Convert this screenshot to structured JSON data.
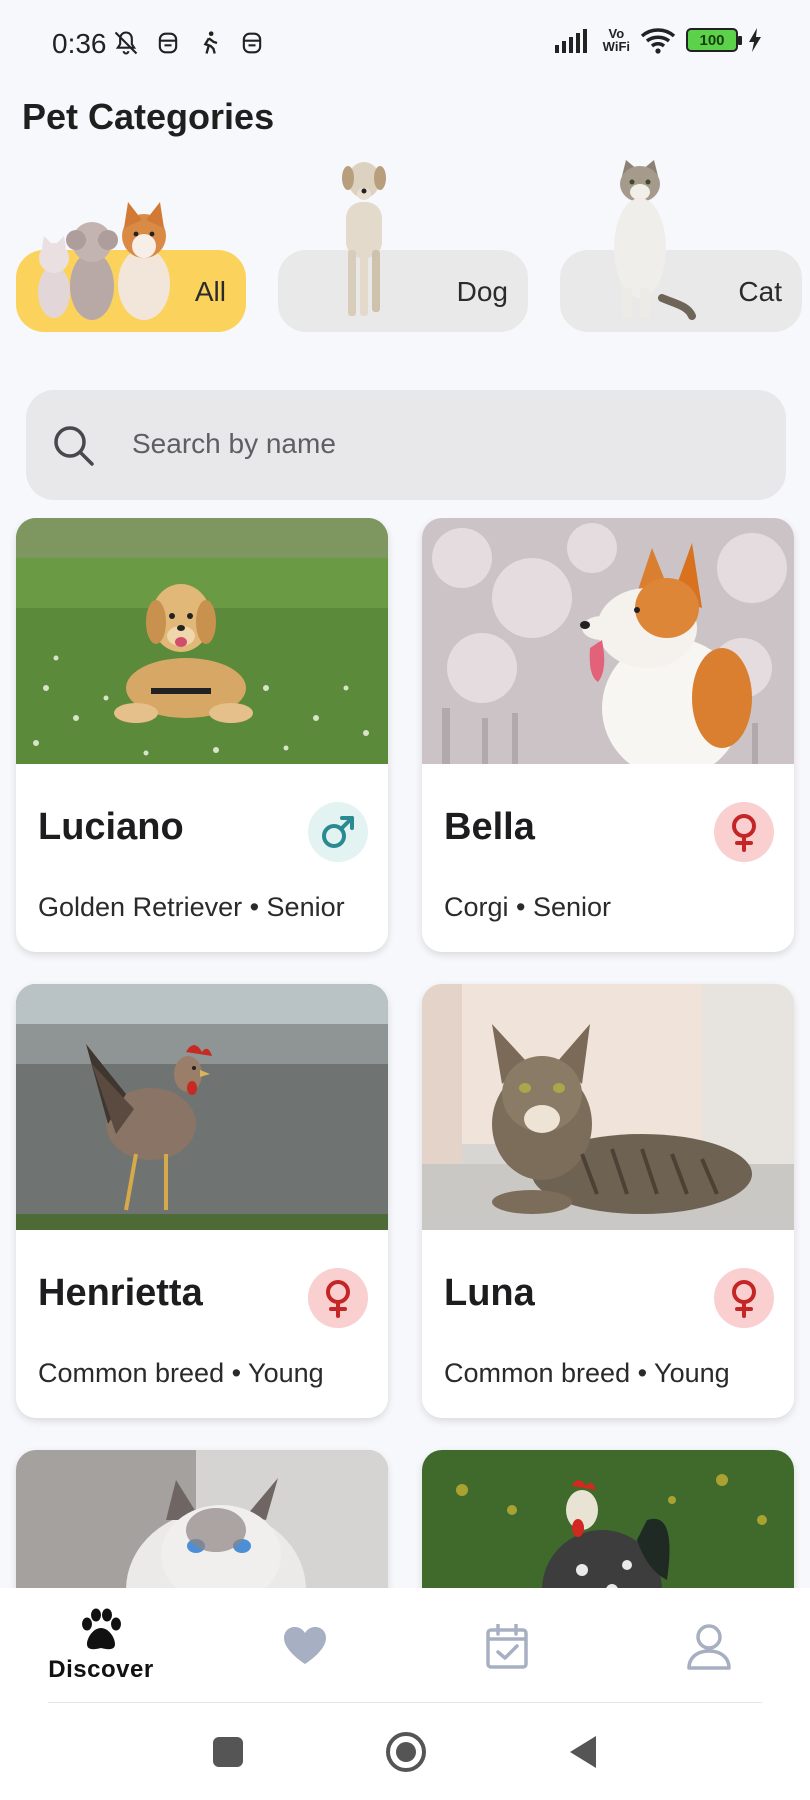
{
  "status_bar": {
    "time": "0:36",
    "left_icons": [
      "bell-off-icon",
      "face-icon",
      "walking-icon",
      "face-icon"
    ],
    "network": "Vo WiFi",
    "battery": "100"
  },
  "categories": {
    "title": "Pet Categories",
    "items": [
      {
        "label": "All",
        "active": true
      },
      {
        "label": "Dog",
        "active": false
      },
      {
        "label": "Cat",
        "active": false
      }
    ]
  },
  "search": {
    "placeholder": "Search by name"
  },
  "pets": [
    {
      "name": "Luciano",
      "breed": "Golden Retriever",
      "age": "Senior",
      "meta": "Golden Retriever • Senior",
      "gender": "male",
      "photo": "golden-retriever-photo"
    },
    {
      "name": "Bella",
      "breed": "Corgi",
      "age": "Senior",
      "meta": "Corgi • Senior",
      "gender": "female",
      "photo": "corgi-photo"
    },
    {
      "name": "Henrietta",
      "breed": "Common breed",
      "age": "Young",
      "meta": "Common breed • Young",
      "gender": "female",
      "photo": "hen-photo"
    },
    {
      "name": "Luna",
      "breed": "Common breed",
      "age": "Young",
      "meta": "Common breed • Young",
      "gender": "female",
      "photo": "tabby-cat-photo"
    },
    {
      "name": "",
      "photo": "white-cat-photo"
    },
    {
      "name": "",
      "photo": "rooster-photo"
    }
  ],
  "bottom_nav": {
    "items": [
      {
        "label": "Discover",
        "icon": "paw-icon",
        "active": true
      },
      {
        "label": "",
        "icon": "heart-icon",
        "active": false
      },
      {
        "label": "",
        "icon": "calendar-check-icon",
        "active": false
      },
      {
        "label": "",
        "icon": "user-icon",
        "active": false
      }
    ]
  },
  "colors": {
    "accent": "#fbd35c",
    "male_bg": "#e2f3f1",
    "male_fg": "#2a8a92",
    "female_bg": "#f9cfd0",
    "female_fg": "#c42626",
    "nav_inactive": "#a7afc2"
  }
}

---+---

> **What you are asked to do**
Print each record exactly as it stands, leaving the images out.

> **Output below**
Convert this screenshot to structured JSON data.
{
  "status_bar": {
    "time": "0:36",
    "left_icons": [
      "bell-off-icon",
      "face-icon",
      "walking-icon",
      "face-icon"
    ],
    "network": "Vo WiFi",
    "battery": "100"
  },
  "categories": {
    "title": "Pet Categories",
    "items": [
      {
        "label": "All",
        "active": true
      },
      {
        "label": "Dog",
        "active": false
      },
      {
        "label": "Cat",
        "active": false
      }
    ]
  },
  "search": {
    "placeholder": "Search by name"
  },
  "pets": [
    {
      "name": "Luciano",
      "breed": "Golden Retriever",
      "age": "Senior",
      "meta": "Golden Retriever • Senior",
      "gender": "male",
      "photo": "golden-retriever-photo"
    },
    {
      "name": "Bella",
      "breed": "Corgi",
      "age": "Senior",
      "meta": "Corgi • Senior",
      "gender": "female",
      "photo": "corgi-photo"
    },
    {
      "name": "Henrietta",
      "breed": "Common breed",
      "age": "Young",
      "meta": "Common breed • Young",
      "gender": "female",
      "photo": "hen-photo"
    },
    {
      "name": "Luna",
      "breed": "Common breed",
      "age": "Young",
      "meta": "Common breed • Young",
      "gender": "female",
      "photo": "tabby-cat-photo"
    },
    {
      "name": "",
      "photo": "white-cat-photo"
    },
    {
      "name": "",
      "photo": "rooster-photo"
    }
  ],
  "bottom_nav": {
    "items": [
      {
        "label": "Discover",
        "icon": "paw-icon",
        "active": true
      },
      {
        "label": "",
        "icon": "heart-icon",
        "active": false
      },
      {
        "label": "",
        "icon": "calendar-check-icon",
        "active": false
      },
      {
        "label": "",
        "icon": "user-icon",
        "active": false
      }
    ]
  },
  "colors": {
    "accent": "#fbd35c",
    "male_bg": "#e2f3f1",
    "male_fg": "#2a8a92",
    "female_bg": "#f9cfd0",
    "female_fg": "#c42626",
    "nav_inactive": "#a7afc2"
  }
}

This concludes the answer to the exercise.